• **Aim of the task**: Copy each line below exactly and leave the pictures out.

-- start Entries supplied --

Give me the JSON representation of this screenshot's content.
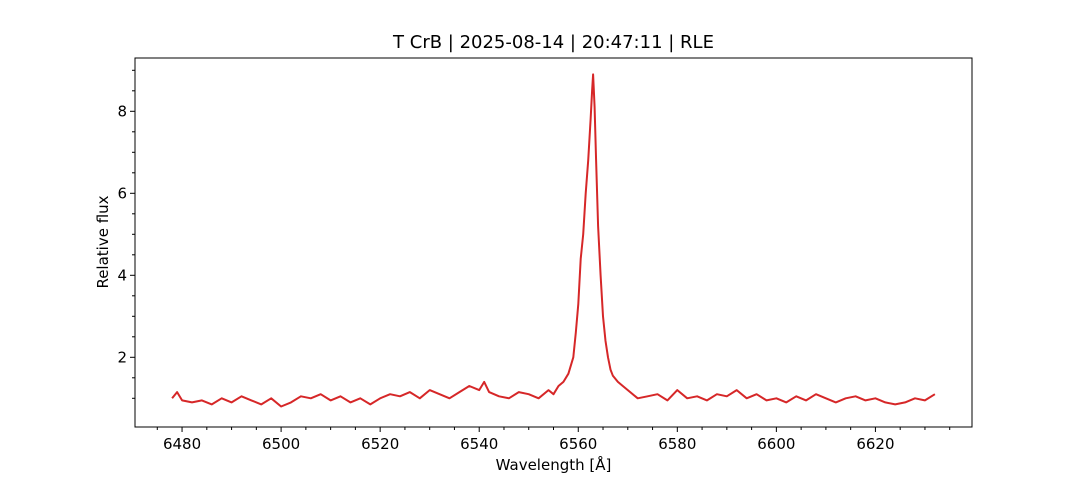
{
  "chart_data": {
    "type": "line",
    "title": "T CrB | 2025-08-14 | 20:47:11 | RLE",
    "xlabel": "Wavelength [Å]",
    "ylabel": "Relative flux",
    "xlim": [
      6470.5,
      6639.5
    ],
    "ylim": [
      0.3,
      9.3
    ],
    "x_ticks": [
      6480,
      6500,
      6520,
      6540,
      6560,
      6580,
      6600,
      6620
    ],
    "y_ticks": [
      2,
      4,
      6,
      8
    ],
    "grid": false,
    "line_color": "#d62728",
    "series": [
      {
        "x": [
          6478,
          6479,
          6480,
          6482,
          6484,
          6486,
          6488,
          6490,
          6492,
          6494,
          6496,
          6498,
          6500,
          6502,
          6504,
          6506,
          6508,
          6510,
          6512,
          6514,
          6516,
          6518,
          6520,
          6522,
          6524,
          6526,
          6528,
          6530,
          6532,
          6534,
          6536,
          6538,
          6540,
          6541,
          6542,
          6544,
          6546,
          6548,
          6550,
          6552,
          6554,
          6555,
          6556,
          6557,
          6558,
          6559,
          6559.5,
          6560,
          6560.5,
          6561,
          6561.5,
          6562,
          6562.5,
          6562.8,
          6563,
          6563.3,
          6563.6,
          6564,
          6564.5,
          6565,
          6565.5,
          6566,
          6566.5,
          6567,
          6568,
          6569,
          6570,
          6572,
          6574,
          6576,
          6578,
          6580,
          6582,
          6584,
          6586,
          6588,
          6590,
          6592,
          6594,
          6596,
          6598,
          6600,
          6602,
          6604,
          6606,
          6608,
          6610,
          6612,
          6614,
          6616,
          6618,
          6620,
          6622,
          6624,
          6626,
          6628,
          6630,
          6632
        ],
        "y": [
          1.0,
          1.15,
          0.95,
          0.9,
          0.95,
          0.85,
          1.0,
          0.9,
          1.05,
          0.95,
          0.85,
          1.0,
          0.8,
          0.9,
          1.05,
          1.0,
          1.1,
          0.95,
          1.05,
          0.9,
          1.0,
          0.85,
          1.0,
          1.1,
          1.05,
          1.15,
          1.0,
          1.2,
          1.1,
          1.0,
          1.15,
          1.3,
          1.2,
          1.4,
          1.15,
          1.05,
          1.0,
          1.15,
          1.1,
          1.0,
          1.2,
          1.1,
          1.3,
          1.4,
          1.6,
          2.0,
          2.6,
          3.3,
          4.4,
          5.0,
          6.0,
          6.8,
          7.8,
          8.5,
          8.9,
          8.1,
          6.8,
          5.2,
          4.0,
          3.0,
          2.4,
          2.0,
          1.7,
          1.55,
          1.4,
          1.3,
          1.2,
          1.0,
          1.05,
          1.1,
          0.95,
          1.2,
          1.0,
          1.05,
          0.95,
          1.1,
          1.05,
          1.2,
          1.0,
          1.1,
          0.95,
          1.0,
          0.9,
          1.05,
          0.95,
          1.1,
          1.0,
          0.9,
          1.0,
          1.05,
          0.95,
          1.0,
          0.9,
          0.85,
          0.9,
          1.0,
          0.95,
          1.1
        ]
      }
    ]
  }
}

-- end Entries supplied --

• **Result for this task**:
Give me the JSON representation of this screenshot's content.
{
  "chart_data": {
    "type": "line",
    "title": "T CrB | 2025-08-14 | 20:47:11 | RLE",
    "xlabel": "Wavelength [Å]",
    "ylabel": "Relative flux",
    "xlim": [
      6470.5,
      6639.5
    ],
    "ylim": [
      0.3,
      9.3
    ],
    "x_ticks": [
      6480,
      6500,
      6520,
      6540,
      6560,
      6580,
      6600,
      6620
    ],
    "y_ticks": [
      2,
      4,
      6,
      8
    ],
    "grid": false,
    "line_color": "#d62728",
    "series": [
      {
        "x": [
          6478,
          6479,
          6480,
          6482,
          6484,
          6486,
          6488,
          6490,
          6492,
          6494,
          6496,
          6498,
          6500,
          6502,
          6504,
          6506,
          6508,
          6510,
          6512,
          6514,
          6516,
          6518,
          6520,
          6522,
          6524,
          6526,
          6528,
          6530,
          6532,
          6534,
          6536,
          6538,
          6540,
          6541,
          6542,
          6544,
          6546,
          6548,
          6550,
          6552,
          6554,
          6555,
          6556,
          6557,
          6558,
          6559,
          6559.5,
          6560,
          6560.5,
          6561,
          6561.5,
          6562,
          6562.5,
          6562.8,
          6563,
          6563.3,
          6563.6,
          6564,
          6564.5,
          6565,
          6565.5,
          6566,
          6566.5,
          6567,
          6568,
          6569,
          6570,
          6572,
          6574,
          6576,
          6578,
          6580,
          6582,
          6584,
          6586,
          6588,
          6590,
          6592,
          6594,
          6596,
          6598,
          6600,
          6602,
          6604,
          6606,
          6608,
          6610,
          6612,
          6614,
          6616,
          6618,
          6620,
          6622,
          6624,
          6626,
          6628,
          6630,
          6632
        ],
        "y": [
          1.0,
          1.15,
          0.95,
          0.9,
          0.95,
          0.85,
          1.0,
          0.9,
          1.05,
          0.95,
          0.85,
          1.0,
          0.8,
          0.9,
          1.05,
          1.0,
          1.1,
          0.95,
          1.05,
          0.9,
          1.0,
          0.85,
          1.0,
          1.1,
          1.05,
          1.15,
          1.0,
          1.2,
          1.1,
          1.0,
          1.15,
          1.3,
          1.2,
          1.4,
          1.15,
          1.05,
          1.0,
          1.15,
          1.1,
          1.0,
          1.2,
          1.1,
          1.3,
          1.4,
          1.6,
          2.0,
          2.6,
          3.3,
          4.4,
          5.0,
          6.0,
          6.8,
          7.8,
          8.5,
          8.9,
          8.1,
          6.8,
          5.2,
          4.0,
          3.0,
          2.4,
          2.0,
          1.7,
          1.55,
          1.4,
          1.3,
          1.2,
          1.0,
          1.05,
          1.1,
          0.95,
          1.2,
          1.0,
          1.05,
          0.95,
          1.1,
          1.05,
          1.2,
          1.0,
          1.1,
          0.95,
          1.0,
          0.9,
          1.05,
          0.95,
          1.1,
          1.0,
          0.9,
          1.0,
          1.05,
          0.95,
          1.0,
          0.9,
          0.85,
          0.9,
          1.0,
          0.95,
          1.1
        ]
      }
    ]
  }
}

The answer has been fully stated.